━━━━━ EXERCISE DATA

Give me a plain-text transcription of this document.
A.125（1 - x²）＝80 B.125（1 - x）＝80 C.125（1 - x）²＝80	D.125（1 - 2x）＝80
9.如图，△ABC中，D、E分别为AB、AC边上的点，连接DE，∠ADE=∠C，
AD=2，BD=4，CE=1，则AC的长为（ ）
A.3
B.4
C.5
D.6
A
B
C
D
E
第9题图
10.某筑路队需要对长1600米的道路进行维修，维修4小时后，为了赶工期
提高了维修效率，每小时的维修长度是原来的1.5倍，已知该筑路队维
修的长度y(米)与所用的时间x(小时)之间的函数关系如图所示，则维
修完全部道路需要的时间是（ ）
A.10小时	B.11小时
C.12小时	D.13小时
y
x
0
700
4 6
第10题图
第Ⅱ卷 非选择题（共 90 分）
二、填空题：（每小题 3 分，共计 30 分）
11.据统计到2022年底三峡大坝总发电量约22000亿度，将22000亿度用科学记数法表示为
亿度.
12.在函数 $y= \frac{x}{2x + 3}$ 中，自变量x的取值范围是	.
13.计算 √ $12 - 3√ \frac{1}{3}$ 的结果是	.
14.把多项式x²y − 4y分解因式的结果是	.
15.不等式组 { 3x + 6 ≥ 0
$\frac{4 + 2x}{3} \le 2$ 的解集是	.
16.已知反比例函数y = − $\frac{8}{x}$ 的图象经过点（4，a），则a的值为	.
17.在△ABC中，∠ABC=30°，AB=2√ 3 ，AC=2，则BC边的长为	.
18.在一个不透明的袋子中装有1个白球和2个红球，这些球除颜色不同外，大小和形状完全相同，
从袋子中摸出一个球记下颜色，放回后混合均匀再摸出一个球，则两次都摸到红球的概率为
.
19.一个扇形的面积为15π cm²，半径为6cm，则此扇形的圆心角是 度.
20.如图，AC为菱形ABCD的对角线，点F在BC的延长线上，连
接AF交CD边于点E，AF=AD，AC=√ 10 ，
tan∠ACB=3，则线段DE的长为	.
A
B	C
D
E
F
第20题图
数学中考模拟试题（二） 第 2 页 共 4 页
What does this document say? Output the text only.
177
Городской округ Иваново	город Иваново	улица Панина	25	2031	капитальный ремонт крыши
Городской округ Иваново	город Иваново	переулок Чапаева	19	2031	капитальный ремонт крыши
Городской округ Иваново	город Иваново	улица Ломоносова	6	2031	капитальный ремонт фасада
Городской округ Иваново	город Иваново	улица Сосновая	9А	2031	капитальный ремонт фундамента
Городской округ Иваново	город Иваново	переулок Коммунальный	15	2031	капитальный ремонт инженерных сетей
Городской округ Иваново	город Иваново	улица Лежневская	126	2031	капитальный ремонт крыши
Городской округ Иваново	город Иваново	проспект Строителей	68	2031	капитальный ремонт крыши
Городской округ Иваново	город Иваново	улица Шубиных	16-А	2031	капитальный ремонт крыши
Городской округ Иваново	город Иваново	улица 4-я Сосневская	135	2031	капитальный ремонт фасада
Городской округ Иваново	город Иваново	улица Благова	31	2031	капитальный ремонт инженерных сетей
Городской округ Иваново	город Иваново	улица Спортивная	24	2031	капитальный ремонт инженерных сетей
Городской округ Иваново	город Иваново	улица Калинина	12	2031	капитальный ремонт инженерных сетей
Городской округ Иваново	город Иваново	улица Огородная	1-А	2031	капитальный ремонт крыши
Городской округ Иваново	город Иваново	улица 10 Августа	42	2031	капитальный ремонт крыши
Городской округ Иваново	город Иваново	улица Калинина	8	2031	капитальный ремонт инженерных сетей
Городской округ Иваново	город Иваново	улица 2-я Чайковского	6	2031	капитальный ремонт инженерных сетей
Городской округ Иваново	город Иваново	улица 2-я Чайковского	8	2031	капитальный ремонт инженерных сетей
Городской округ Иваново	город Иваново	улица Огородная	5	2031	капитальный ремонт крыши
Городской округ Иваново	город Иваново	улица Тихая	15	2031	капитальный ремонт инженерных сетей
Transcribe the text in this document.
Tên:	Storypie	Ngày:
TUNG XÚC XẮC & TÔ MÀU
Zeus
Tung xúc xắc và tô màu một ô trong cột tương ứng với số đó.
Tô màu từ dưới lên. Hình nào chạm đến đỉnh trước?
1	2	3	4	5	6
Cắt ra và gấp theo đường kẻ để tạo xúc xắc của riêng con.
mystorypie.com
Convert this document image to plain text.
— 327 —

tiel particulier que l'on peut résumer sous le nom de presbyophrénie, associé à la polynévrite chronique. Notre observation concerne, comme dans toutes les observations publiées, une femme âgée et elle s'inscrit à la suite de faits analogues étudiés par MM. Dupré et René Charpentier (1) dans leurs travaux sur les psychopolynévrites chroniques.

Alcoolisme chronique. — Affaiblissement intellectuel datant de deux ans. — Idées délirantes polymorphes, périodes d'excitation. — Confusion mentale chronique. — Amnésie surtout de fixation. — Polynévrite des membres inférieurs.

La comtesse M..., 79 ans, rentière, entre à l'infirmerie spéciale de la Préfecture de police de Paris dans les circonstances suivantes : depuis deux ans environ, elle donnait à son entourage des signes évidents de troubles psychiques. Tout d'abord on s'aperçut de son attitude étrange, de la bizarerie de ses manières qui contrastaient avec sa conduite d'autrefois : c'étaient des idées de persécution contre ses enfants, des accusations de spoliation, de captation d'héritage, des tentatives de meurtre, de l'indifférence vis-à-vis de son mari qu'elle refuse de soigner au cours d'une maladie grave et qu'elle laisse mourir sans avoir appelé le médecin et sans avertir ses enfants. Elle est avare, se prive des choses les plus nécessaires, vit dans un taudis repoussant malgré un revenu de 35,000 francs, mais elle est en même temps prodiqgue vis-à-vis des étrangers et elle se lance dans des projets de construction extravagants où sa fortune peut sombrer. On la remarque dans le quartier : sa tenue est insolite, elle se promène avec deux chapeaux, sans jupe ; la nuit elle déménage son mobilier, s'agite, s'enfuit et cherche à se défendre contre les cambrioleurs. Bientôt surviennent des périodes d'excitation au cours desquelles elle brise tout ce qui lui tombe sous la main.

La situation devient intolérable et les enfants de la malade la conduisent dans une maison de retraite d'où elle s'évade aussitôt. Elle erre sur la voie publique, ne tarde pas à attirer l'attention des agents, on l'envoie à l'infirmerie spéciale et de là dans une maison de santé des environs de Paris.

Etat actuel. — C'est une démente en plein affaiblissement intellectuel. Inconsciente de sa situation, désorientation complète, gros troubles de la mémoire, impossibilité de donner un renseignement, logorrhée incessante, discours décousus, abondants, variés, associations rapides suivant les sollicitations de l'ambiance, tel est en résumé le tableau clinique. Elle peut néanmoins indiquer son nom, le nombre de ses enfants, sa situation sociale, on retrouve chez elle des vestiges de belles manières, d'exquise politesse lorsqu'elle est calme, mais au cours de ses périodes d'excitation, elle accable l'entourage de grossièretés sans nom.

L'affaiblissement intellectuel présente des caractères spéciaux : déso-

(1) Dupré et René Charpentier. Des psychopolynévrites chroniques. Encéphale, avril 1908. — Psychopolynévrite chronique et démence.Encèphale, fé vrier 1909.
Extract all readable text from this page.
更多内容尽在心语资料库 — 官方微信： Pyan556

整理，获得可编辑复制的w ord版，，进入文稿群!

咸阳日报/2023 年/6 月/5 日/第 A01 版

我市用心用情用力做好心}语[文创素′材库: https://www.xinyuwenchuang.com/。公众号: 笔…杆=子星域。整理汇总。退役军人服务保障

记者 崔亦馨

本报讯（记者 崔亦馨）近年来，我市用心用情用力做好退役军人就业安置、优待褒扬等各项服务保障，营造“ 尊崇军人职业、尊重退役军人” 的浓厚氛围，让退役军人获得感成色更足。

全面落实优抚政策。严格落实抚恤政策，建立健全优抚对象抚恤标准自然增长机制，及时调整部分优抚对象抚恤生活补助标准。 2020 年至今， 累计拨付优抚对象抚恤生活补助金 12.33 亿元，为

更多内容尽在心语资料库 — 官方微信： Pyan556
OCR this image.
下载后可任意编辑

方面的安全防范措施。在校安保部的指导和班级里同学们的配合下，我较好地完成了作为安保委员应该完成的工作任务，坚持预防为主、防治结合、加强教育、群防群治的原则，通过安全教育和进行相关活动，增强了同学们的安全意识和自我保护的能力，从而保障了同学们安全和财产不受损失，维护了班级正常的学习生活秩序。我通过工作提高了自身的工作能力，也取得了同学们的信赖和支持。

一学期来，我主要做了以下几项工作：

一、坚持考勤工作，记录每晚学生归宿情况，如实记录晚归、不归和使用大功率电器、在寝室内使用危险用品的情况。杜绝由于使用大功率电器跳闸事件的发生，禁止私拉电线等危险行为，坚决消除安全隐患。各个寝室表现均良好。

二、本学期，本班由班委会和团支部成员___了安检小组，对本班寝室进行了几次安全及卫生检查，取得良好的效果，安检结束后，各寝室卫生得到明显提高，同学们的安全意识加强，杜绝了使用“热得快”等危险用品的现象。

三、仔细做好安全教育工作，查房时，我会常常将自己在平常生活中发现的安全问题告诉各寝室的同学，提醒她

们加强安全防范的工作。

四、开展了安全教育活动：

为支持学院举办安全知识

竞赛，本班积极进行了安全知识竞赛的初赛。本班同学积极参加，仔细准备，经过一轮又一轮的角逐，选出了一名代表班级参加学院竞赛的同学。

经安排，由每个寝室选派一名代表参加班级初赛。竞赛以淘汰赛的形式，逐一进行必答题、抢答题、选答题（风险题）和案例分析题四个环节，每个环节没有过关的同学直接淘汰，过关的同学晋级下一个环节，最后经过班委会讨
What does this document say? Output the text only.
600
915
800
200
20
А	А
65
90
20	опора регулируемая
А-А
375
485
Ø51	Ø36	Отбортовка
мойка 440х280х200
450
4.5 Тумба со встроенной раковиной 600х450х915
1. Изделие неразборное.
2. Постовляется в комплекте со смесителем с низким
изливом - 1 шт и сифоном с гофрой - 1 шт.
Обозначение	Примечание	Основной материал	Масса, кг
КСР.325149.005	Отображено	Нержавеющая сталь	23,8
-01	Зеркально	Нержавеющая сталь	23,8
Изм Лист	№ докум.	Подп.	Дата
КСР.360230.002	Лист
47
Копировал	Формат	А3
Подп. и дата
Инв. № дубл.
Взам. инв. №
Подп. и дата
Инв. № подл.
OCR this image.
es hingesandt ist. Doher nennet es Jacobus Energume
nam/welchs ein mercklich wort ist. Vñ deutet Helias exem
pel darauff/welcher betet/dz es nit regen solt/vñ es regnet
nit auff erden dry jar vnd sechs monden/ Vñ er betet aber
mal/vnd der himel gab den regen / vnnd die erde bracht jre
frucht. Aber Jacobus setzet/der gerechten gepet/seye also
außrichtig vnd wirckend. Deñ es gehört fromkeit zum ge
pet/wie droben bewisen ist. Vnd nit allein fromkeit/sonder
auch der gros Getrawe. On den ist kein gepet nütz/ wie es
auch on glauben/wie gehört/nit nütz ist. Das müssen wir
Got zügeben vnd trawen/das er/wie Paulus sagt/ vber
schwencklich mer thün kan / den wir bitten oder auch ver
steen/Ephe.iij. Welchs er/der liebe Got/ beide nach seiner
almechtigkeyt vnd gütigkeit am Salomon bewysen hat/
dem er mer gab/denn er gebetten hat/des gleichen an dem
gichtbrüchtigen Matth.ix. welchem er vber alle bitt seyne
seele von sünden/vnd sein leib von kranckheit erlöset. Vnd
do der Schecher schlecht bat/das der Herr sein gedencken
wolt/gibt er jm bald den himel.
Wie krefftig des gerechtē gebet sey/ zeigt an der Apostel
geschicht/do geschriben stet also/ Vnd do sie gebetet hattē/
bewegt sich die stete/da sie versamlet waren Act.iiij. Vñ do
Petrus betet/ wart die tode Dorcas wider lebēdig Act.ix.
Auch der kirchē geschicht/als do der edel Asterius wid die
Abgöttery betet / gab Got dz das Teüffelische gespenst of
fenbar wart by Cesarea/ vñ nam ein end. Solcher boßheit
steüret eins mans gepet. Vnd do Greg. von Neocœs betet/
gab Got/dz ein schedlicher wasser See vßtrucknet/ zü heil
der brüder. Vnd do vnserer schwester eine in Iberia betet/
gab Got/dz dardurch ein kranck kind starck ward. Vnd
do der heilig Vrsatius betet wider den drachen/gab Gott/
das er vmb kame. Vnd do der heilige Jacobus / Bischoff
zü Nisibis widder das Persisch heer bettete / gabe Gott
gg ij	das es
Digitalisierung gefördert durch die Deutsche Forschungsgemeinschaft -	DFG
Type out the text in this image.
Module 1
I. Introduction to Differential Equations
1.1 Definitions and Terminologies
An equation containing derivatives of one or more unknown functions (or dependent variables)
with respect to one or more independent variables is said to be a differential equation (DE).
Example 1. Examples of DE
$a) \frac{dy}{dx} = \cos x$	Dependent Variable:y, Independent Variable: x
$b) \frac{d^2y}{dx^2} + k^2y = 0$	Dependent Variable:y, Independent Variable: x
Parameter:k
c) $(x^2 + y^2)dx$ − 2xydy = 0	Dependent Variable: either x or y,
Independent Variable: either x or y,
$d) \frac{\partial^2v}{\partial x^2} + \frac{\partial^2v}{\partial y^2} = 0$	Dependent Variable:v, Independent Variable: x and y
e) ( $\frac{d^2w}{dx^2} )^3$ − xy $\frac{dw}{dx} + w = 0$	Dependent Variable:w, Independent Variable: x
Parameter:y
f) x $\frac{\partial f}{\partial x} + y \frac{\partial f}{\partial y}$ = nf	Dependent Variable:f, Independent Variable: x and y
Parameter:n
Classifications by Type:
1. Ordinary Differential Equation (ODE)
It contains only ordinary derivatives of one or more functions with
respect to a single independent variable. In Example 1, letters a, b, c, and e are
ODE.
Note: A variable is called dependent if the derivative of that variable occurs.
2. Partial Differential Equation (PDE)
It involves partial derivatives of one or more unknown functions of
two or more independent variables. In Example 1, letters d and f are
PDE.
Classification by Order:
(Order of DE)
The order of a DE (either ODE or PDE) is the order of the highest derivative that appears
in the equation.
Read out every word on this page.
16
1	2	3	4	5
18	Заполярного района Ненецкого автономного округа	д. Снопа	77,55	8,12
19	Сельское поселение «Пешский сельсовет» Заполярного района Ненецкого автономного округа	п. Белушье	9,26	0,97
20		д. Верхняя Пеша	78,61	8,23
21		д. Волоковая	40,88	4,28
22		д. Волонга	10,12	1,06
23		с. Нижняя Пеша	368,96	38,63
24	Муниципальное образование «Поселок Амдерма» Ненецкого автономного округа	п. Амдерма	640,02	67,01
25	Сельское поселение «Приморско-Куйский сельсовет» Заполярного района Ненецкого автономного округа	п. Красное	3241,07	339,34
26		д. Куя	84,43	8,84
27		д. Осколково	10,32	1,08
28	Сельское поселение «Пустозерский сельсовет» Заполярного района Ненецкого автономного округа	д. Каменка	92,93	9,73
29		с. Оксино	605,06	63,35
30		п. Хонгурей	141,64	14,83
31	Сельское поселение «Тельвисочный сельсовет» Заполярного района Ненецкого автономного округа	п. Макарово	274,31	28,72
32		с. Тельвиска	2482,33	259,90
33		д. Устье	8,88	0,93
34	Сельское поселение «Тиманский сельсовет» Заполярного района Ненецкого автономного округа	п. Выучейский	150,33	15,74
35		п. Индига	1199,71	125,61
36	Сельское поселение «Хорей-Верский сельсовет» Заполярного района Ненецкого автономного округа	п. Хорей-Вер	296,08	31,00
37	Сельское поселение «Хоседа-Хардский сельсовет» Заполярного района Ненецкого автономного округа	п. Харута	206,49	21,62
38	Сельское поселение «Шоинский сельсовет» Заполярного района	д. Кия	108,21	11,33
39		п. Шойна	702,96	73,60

━━━━━━━━━━

AIM: Provide only the number of lines in the entries that hold the word "functions".

WRITTEN SOLUTION: 3